■ **AIM**:
Count every line that has "October" in it and give the total, nothing more.
################
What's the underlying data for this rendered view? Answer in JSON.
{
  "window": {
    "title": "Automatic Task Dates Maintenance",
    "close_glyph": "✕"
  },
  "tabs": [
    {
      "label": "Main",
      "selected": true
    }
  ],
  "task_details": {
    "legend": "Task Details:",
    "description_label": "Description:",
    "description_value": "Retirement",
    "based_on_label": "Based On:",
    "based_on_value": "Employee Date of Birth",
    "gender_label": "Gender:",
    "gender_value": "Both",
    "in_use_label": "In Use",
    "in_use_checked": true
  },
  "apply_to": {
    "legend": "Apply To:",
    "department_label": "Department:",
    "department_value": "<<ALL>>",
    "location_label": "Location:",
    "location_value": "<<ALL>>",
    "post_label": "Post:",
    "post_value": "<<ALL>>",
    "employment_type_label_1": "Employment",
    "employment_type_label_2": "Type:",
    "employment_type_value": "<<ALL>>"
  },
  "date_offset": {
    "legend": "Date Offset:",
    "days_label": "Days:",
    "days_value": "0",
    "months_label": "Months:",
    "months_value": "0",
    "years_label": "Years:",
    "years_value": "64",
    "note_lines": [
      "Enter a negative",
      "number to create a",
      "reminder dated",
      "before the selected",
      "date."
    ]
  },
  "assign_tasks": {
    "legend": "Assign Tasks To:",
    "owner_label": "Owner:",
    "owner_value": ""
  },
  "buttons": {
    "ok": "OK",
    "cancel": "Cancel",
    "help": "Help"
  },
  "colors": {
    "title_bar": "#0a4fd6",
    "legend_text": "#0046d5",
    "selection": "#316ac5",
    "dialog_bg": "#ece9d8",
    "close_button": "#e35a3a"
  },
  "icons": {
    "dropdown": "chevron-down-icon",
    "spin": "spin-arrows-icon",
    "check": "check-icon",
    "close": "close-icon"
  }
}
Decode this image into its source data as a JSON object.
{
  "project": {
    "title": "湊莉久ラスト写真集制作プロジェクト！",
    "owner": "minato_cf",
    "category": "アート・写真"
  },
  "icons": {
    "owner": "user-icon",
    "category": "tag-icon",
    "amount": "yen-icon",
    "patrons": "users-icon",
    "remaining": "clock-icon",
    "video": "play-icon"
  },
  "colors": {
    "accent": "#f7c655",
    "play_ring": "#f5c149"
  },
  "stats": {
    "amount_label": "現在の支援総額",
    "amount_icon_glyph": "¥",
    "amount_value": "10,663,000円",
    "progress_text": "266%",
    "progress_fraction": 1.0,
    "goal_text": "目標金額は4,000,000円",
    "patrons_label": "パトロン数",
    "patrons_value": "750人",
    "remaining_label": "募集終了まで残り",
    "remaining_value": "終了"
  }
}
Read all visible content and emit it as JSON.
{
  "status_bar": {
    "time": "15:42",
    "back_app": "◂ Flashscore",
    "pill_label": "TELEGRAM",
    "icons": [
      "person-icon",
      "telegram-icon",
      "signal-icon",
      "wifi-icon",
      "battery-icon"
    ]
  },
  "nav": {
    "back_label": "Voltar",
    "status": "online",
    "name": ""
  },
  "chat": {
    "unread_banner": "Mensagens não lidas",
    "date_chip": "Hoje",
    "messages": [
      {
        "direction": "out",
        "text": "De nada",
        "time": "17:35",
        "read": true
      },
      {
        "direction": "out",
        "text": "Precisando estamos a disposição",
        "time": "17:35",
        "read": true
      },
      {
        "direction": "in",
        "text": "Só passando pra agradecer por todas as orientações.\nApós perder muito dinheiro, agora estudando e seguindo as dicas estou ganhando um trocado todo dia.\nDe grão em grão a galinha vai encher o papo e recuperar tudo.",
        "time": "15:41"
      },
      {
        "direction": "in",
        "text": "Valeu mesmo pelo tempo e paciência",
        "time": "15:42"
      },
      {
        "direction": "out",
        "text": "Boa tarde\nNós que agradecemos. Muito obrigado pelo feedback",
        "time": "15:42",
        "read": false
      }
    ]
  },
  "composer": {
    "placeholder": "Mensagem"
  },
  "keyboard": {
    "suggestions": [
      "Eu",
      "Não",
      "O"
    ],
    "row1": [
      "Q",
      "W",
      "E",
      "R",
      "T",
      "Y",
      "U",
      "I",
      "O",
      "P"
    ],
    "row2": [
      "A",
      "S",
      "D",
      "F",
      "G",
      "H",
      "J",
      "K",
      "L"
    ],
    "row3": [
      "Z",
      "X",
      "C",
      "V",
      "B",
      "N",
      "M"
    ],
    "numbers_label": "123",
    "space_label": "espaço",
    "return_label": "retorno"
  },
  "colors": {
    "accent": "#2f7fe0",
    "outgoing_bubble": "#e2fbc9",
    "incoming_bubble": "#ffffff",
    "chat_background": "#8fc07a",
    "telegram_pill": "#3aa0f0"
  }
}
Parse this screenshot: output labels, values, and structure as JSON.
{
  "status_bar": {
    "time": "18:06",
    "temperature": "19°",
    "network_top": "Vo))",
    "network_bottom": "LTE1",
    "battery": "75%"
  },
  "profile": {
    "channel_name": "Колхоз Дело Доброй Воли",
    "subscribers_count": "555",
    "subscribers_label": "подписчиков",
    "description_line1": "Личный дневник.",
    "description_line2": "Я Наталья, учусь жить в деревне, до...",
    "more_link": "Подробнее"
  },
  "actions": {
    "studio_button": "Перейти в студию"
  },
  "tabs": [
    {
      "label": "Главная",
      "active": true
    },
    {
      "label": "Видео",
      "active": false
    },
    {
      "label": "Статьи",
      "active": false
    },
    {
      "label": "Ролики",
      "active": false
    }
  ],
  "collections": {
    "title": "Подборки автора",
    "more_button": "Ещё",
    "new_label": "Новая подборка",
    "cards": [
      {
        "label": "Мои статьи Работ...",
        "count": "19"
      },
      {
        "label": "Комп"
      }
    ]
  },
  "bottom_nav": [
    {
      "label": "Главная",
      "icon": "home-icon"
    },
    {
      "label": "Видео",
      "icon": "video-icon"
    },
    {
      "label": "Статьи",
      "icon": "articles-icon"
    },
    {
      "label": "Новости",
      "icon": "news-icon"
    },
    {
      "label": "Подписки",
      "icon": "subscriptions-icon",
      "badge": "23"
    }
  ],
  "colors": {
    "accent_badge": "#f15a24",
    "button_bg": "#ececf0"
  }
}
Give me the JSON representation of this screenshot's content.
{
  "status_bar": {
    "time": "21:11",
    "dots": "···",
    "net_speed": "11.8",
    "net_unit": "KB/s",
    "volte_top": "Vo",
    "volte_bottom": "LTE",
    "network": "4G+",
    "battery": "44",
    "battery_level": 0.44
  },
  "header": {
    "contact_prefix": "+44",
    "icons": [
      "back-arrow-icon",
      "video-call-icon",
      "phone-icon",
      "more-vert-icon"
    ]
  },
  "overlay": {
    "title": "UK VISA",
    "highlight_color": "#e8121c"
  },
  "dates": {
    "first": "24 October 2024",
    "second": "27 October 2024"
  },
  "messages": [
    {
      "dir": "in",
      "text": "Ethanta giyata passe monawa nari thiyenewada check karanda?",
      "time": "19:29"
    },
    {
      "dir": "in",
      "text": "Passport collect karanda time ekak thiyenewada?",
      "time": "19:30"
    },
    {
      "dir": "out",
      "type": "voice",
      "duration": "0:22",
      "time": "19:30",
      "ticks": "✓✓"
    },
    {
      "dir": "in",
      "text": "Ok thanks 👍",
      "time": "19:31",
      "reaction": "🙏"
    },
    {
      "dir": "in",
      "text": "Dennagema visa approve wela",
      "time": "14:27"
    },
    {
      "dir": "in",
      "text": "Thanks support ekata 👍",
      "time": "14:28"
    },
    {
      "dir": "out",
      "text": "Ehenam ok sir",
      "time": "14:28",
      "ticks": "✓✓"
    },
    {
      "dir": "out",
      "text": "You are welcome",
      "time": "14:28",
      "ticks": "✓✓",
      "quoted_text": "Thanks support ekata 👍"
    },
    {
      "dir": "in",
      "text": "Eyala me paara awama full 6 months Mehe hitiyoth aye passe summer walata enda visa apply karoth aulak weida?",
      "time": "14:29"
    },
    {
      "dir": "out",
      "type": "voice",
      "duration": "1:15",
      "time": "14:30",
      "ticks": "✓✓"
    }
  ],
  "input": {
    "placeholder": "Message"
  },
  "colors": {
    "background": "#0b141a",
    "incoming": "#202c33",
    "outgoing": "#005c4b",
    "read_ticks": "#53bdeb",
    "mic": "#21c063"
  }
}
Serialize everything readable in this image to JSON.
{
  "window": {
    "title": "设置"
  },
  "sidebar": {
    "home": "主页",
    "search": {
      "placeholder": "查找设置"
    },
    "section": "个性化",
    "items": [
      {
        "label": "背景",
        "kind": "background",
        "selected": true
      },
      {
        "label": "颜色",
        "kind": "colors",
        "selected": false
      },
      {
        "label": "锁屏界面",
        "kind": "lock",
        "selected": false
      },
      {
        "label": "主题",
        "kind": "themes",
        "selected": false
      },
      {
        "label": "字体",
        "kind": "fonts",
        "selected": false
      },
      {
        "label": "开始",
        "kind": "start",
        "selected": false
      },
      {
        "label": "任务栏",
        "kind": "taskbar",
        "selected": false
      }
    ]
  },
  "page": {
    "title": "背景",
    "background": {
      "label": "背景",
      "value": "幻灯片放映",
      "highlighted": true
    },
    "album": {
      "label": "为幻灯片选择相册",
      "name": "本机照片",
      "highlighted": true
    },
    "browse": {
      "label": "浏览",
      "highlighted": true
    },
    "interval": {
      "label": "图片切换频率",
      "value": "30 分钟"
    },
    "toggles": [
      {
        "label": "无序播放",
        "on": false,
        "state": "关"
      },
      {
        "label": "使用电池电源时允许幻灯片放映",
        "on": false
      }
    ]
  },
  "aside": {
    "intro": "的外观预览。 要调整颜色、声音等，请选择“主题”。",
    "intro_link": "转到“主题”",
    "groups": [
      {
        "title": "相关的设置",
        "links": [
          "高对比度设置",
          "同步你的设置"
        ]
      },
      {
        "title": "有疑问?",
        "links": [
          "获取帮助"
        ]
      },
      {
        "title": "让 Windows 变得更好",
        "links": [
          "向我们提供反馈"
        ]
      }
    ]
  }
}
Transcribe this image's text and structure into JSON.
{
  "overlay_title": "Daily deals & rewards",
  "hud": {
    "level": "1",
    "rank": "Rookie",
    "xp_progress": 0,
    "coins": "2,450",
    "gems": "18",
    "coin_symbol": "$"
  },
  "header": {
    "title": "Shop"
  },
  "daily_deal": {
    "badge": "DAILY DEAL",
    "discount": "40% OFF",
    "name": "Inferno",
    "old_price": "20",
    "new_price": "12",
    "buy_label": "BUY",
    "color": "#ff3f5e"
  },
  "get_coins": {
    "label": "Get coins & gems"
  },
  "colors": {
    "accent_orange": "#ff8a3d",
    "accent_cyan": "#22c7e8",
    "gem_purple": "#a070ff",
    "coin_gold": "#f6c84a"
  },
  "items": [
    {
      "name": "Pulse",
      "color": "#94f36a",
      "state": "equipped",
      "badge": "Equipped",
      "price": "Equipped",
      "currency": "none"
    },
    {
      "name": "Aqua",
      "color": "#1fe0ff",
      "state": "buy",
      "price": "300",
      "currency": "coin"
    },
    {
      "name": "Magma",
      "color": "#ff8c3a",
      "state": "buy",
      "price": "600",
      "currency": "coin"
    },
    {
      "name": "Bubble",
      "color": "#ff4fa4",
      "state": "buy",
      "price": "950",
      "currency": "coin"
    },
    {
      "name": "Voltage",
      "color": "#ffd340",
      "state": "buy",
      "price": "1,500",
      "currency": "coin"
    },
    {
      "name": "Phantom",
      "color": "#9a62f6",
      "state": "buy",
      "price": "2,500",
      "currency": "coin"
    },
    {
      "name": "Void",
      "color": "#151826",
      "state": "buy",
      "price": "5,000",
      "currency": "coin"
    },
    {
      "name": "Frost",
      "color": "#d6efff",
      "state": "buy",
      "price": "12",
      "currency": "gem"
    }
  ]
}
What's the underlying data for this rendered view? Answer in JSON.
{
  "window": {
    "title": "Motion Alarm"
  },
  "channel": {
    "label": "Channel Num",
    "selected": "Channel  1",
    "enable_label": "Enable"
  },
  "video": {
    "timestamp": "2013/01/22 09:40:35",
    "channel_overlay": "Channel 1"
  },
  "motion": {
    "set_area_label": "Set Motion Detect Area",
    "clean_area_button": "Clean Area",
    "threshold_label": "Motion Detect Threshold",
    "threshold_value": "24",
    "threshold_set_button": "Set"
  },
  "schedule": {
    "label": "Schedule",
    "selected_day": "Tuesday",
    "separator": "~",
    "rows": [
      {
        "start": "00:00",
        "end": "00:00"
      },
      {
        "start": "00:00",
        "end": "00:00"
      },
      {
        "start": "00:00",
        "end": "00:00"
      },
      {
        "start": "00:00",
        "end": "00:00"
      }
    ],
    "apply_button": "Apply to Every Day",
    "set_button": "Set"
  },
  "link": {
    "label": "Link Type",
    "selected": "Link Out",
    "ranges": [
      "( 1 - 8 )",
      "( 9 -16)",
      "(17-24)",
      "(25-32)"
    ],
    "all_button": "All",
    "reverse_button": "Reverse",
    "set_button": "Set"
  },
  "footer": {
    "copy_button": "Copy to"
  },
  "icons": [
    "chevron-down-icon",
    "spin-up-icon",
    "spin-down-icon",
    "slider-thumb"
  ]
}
################
■ **EXERCISE RESULT**:
2